#### [Data records]
□ □ □ □ □
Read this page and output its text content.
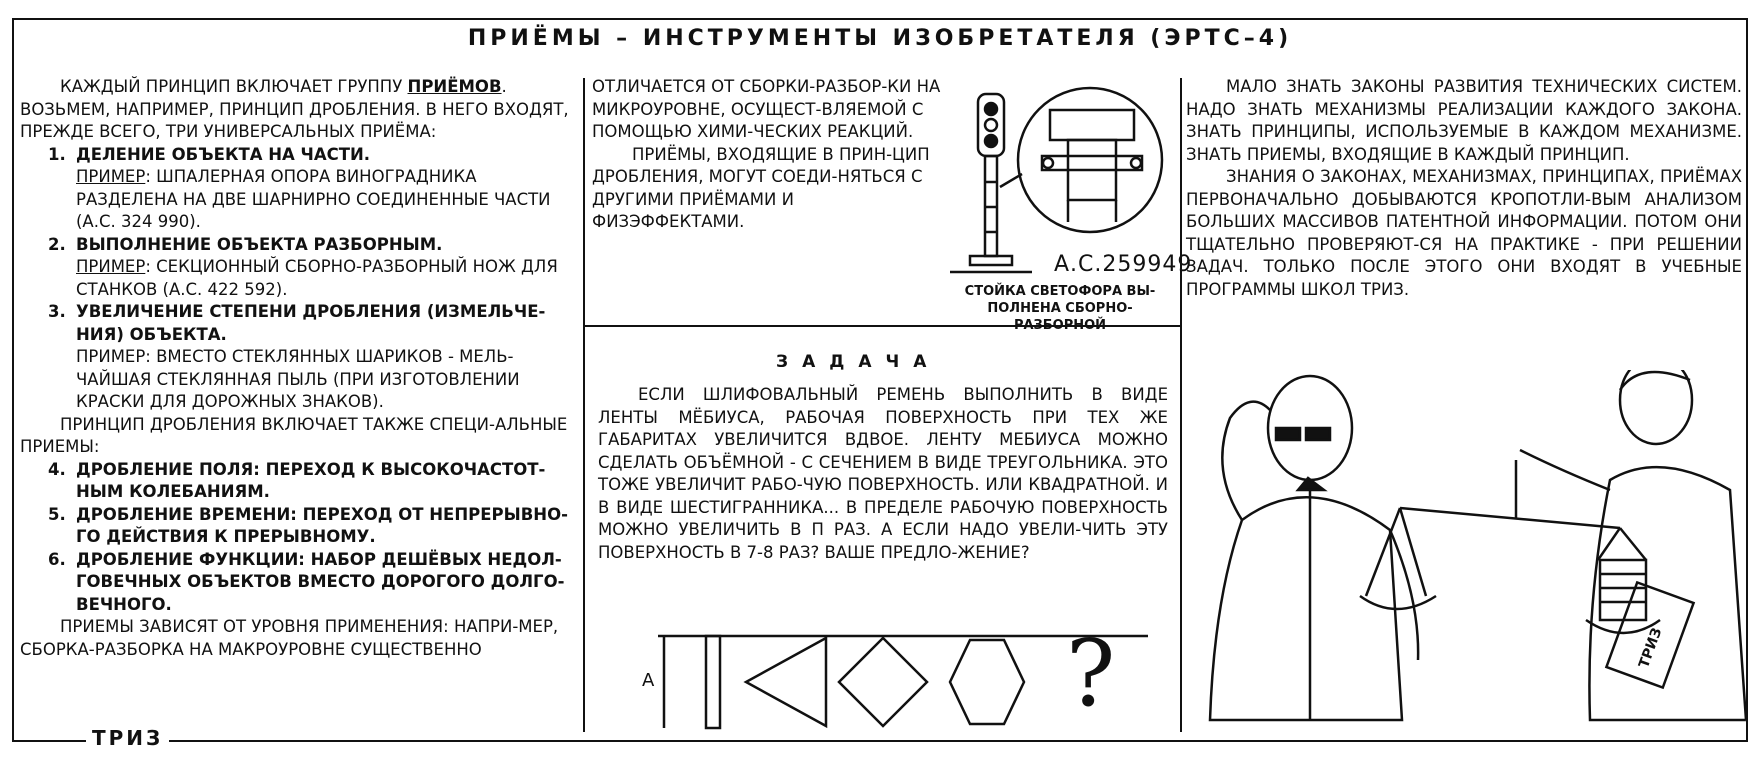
ПРИЁМЫ – ИНСТРУМЕНТЫ ИЗОБРЕТАТЕЛЯ (ЭРТС–4)

КАЖДЫЙ ПРИНЦИП ВКЛЮЧАЕТ ГРУППУ ПРИЁМОВ. ВОЗЬМЕМ, НАПРИМЕР, ПРИНЦИП ДРОБЛЕНИЯ. В НЕГО ВХОДЯТ, ПРЕЖДЕ ВСЕГО, ТРИ УНИВЕРСАЛЬНЫХ ПРИЁМА:

1. ДЕЛЕНИЕ ОБЪЕКТА НА ЧАСТИ.

ПРИМЕР: ШПАЛЕРНАЯ ОПОРА ВИНОГРАДНИКА РАЗДЕЛЕНА НА ДВЕ ШАРНИРНО СОЕДИНЕННЫЕ ЧАСТИ (А.С. 324 990).

2. ВЫПОЛНЕНИЕ ОБЪЕКТА РАЗБОРНЫМ.

ПРИМЕР: СЕКЦИОННЫЙ СБОРНО-РАЗБОРНЫЙ НОЖ ДЛЯ СТАНКОВ (А.С. 422 592).

3. УВЕЛИЧЕНИЕ СТЕПЕНИ ДРОБЛЕНИЯ (ИЗМЕЛЬЧЕ-НИЯ) ОБЪЕКТА.

ПРИМЕР: ВМЕСТО СТЕКЛЯННЫХ ШАРИКОВ - МЕЛЬ-ЧАЙШАЯ СТЕКЛЯННАЯ ПЫЛЬ (ПРИ ИЗГОТОВЛЕНИИ КРАСКИ ДЛЯ ДОРОЖНЫХ ЗНАКОВ).

ПРИНЦИП ДРОБЛЕНИЯ ВКЛЮЧАЕТ ТАКЖЕ СПЕЦИ-АЛЬНЫЕ ПРИЕМЫ:

4. ДРОБЛЕНИЕ ПОЛЯ: ПЕРЕХОД К ВЫСОКОЧАСТОТ-НЫМ КОЛЕБАНИЯМ.

5. ДРОБЛЕНИЕ ВРЕМЕНИ: ПЕРЕХОД ОТ НЕПРЕРЫВНО-ГО ДЕЙСТВИЯ К ПРЕРЫВНОМУ.

6. ДРОБЛЕНИЕ ФУНКЦИИ: НАБОР ДЕШЁВЫХ НЕДОЛ-ГОВЕЧНЫХ ОБЪЕКТОВ ВМЕСТО ДОРОГОГО ДОЛГО-ВЕЧНОГО.

ПРИЕМЫ ЗАВИСЯТ ОТ УРОВНЯ ПРИМЕНЕНИЯ: НАПРИ-МЕР, СБОРКА-РАЗБОРКА НА МАКРОУРОВНЕ СУЩЕСТВЕННО

ОТЛИЧАЕТСЯ ОТ СБОРКИ-РАЗБОР-КИ НА МИКРОУРОВНЕ, ОСУЩЕСТ-ВЛЯЕМОЙ С ПОМОЩЬЮ ХИМИ-ЧЕСКИХ РЕАКЦИЙ.

ПРИЁМЫ, ВХОДЯЩИЕ В ПРИН-ЦИП ДРОБЛЕНИЯ, МОГУТ СОЕДИ-НЯТЬСЯ С ДРУГИМИ ПРИЁМАМИ И ФИЗЭФФЕКТАМИ.

А.С.259949
СТОЙКА СВЕТОФОРА ВЫ-ПОЛНЕНА СБОРНО-РАЗБОРНОЙ
ЗАДАЧА

ЕСЛИ ШЛИФОВАЛЬНЫЙ РЕМЕНЬ ВЫПОЛНИТЬ В ВИДЕ ЛЕНТЫ МЁБИУСА, РАБОЧАЯ ПОВЕРХНОСТЬ ПРИ ТЕХ ЖЕ ГАБАРИТАХ УВЕЛИЧИТСЯ ВДВОЕ. ЛЕНТУ МЕБИУСА МОЖНО СДЕЛАТЬ ОБЪЁМНОЙ - С СЕЧЕНИЕМ В ВИДЕ ТРЕУГОЛЬНИКА. ЭТО ТОЖЕ УВЕЛИЧИТ РАБО-ЧУЮ ПОВЕРХНОСТЬ. ИЛИ КВАДРАТНОЙ. И В ВИДЕ ШЕСТИГРАННИКА... В ПРЕДЕЛЕ РАБОЧУЮ ПОВЕРХНОСТЬ МОЖНО УВЕЛИЧИТЬ В Π РАЗ. А ЕСЛИ НАДО УВЕЛИ-ЧИТЬ ЭТУ ПОВЕРХНОСТЬ В 7-8 РАЗ? ВАШЕ ПРЕДЛО-ЖЕНИЕ?

А	?

МАЛО ЗНАТЬ ЗАКОНЫ РАЗВИТИЯ ТЕХНИЧЕСКИХ СИСТЕМ. НАДО ЗНАТЬ МЕХАНИЗМЫ РЕАЛИЗАЦИИ КАЖДОГО ЗАКОНА. ЗНАТЬ ПРИНЦИПЫ, ИСПОЛЬЗУЕМЫЕ В КАЖДОМ МЕХАНИЗМЕ. ЗНАТЬ ПРИЕМЫ, ВХОДЯЩИЕ В КАЖДЫЙ ПРИНЦИП.

ЗНАНИЯ О ЗАКОНАХ, МЕХАНИЗМАХ, ПРИНЦИПАХ, ПРИЁМАХ ПЕРВОНАЧАЛЬНО ДОБЫВАЮТСЯ КРОПОТЛИ-ВЫМ АНАЛИЗОМ БОЛЬШИХ МАССИВОВ ПАТЕНТНОЙ ИНФОРМАЦИИ. ПОТОМ ОНИ ТЩАТЕЛЬНО ПРОВЕРЯЮТ-СЯ НА ПРАКТИКЕ - ПРИ РЕШЕНИИ ЗАДАЧ. ТОЛЬКО ПОСЛЕ ЭТОГО ОНИ ВХОДЯТ В УЧЕБНЫЕ ПРОГРАММЫ ШКОЛ ТРИЗ.

ТРИЗ
ТРИЗ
□ □ □ □ □
#### [Do this]
Leave out the pictures and copy everything else in the records word for word.

#### [Completed task]
Read this page and output its text content.
ПРИЁМЫ – ИНСТРУМЕНТЫ ИЗОБРЕТАТЕЛЯ (ЭРТС–4)

КАЖДЫЙ ПРИНЦИП ВКЛЮЧАЕТ ГРУППУ ПРИЁМОВ. ВОЗЬМЕМ, НАПРИМЕР, ПРИНЦИП ДРОБЛЕНИЯ. В НЕГО ВХОДЯТ, ПРЕЖДЕ ВСЕГО, ТРИ УНИВЕРСАЛЬНЫХ ПРИЁМА:

1. ДЕЛЕНИЕ ОБЪЕКТА НА ЧАСТИ.

ПРИМЕР: ШПАЛЕРНАЯ ОПОРА ВИНОГРАДНИКА РАЗДЕЛЕНА НА ДВЕ ШАРНИРНО СОЕДИНЕННЫЕ ЧАСТИ (А.С. 324 990).

2. ВЫПОЛНЕНИЕ ОБЪЕКТА РАЗБОРНЫМ.

ПРИМЕР: СЕКЦИОННЫЙ СБОРНО-РАЗБОРНЫЙ НОЖ ДЛЯ СТАНКОВ (А.С. 422 592).

3. УВЕЛИЧЕНИЕ СТЕПЕНИ ДРОБЛЕНИЯ (ИЗМЕЛЬЧЕ-НИЯ) ОБЪЕКТА.

ПРИМЕР: ВМЕСТО СТЕКЛЯННЫХ ШАРИКОВ - МЕЛЬ-ЧАЙШАЯ СТЕКЛЯННАЯ ПЫЛЬ (ПРИ ИЗГОТОВЛЕНИИ КРАСКИ ДЛЯ ДОРОЖНЫХ ЗНАКОВ).

ПРИНЦИП ДРОБЛЕНИЯ ВКЛЮЧАЕТ ТАКЖЕ СПЕЦИ-АЛЬНЫЕ ПРИЕМЫ:

4. ДРОБЛЕНИЕ ПОЛЯ: ПЕРЕХОД К ВЫСОКОЧАСТОТ-НЫМ КОЛЕБАНИЯМ.

5. ДРОБЛЕНИЕ ВРЕМЕНИ: ПЕРЕХОД ОТ НЕПРЕРЫВНО-ГО ДЕЙСТВИЯ К ПРЕРЫВНОМУ.

6. ДРОБЛЕНИЕ ФУНКЦИИ: НАБОР ДЕШЁВЫХ НЕДОЛ-ГОВЕЧНЫХ ОБЪЕКТОВ ВМЕСТО ДОРОГОГО ДОЛГО-ВЕЧНОГО.

ПРИЕМЫ ЗАВИСЯТ ОТ УРОВНЯ ПРИМЕНЕНИЯ: НАПРИ-МЕР, СБОРКА-РАЗБОРКА НА МАКРОУРОВНЕ СУЩЕСТВЕННО

ОТЛИЧАЕТСЯ ОТ СБОРКИ-РАЗБОР-КИ НА МИКРОУРОВНЕ, ОСУЩЕСТ-ВЛЯЕМОЙ С ПОМОЩЬЮ ХИМИ-ЧЕСКИХ РЕАКЦИЙ.

ПРИЁМЫ, ВХОДЯЩИЕ В ПРИН-ЦИП ДРОБЛЕНИЯ, МОГУТ СОЕДИ-НЯТЬСЯ С ДРУГИМИ ПРИЁМАМИ И ФИЗЭФФЕКТАМИ.

А.С.259949
СТОЙКА СВЕТОФОРА ВЫ-ПОЛНЕНА СБОРНО-РАЗБОРНОЙ
ЗАДАЧА

ЕСЛИ ШЛИФОВАЛЬНЫЙ РЕМЕНЬ ВЫПОЛНИТЬ В ВИДЕ ЛЕНТЫ МЁБИУСА, РАБОЧАЯ ПОВЕРХНОСТЬ ПРИ ТЕХ ЖЕ ГАБАРИТАХ УВЕЛИЧИТСЯ ВДВОЕ. ЛЕНТУ МЕБИУСА МОЖНО СДЕЛАТЬ ОБЪЁМНОЙ - С СЕЧЕНИЕМ В ВИДЕ ТРЕУГОЛЬНИКА. ЭТО ТОЖЕ УВЕЛИЧИТ РАБО-ЧУЮ ПОВЕРХНОСТЬ. ИЛИ КВАДРАТНОЙ. И В ВИДЕ ШЕСТИГРАННИКА... В ПРЕДЕЛЕ РАБОЧУЮ ПОВЕРХНОСТЬ МОЖНО УВЕЛИЧИТЬ В Π РАЗ. А ЕСЛИ НАДО УВЕЛИ-ЧИТЬ ЭТУ ПОВЕРХНОСТЬ В 7-8 РАЗ? ВАШЕ ПРЕДЛО-ЖЕНИЕ?

А	?

МАЛО ЗНАТЬ ЗАКОНЫ РАЗВИТИЯ ТЕХНИЧЕСКИХ СИСТЕМ. НАДО ЗНАТЬ МЕХАНИЗМЫ РЕАЛИЗАЦИИ КАЖДОГО ЗАКОНА. ЗНАТЬ ПРИНЦИПЫ, ИСПОЛЬЗУЕМЫЕ В КАЖДОМ МЕХАНИЗМЕ. ЗНАТЬ ПРИЕМЫ, ВХОДЯЩИЕ В КАЖДЫЙ ПРИНЦИП.

ЗНАНИЯ О ЗАКОНАХ, МЕХАНИЗМАХ, ПРИНЦИПАХ, ПРИЁМАХ ПЕРВОНАЧАЛЬНО ДОБЫВАЮТСЯ КРОПОТЛИ-ВЫМ АНАЛИЗОМ БОЛЬШИХ МАССИВОВ ПАТЕНТНОЙ ИНФОРМАЦИИ. ПОТОМ ОНИ ТЩАТЕЛЬНО ПРОВЕРЯЮТ-СЯ НА ПРАКТИКЕ - ПРИ РЕШЕНИИ ЗАДАЧ. ТОЛЬКО ПОСЛЕ ЭТОГО ОНИ ВХОДЯТ В УЧЕБНЫЕ ПРОГРАММЫ ШКОЛ ТРИЗ.

ТРИЗ
ТРИЗ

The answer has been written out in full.